**PROVIDED DATA**.
(begin)

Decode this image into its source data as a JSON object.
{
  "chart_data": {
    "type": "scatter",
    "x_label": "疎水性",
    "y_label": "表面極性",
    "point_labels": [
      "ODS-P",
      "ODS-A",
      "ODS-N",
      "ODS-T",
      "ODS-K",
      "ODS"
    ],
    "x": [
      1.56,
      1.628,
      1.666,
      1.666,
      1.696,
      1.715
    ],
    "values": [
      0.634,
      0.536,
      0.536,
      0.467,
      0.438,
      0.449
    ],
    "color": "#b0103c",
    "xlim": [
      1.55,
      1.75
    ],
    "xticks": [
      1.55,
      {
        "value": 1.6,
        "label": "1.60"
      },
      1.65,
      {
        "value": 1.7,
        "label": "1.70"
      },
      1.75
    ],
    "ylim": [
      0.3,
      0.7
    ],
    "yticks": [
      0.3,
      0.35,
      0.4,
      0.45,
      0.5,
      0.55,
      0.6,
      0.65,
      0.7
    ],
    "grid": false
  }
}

(end)

Copy every line exactly. Leave nothing out.

**FULL RESPONSE**.
Decode this image into its source data as a JSON object.
{
  "chart_data": {
    "type": "scatter",
    "x_label": "疎水性",
    "y_label": "表面極性",
    "point_labels": [
      "ODS-P",
      "ODS-A",
      "ODS-N",
      "ODS-T",
      "ODS-K",
      "ODS"
    ],
    "x": [
      1.56,
      1.628,
      1.666,
      1.666,
      1.696,
      1.715
    ],
    "values": [
      0.634,
      0.536,
      0.536,
      0.467,
      0.438,
      0.449
    ],
    "color": "#b0103c",
    "xlim": [
      1.55,
      1.75
    ],
    "xticks": [
      1.55,
      {
        "value": 1.6,
        "label": "1.60"
      },
      1.65,
      {
        "value": 1.7,
        "label": "1.70"
      },
      1.75
    ],
    "ylim": [
      0.3,
      0.7
    ],
    "yticks": [
      0.3,
      0.35,
      0.4,
      0.45,
      0.5,
      0.55,
      0.6,
      0.65,
      0.7
    ],
    "grid": false
  }
}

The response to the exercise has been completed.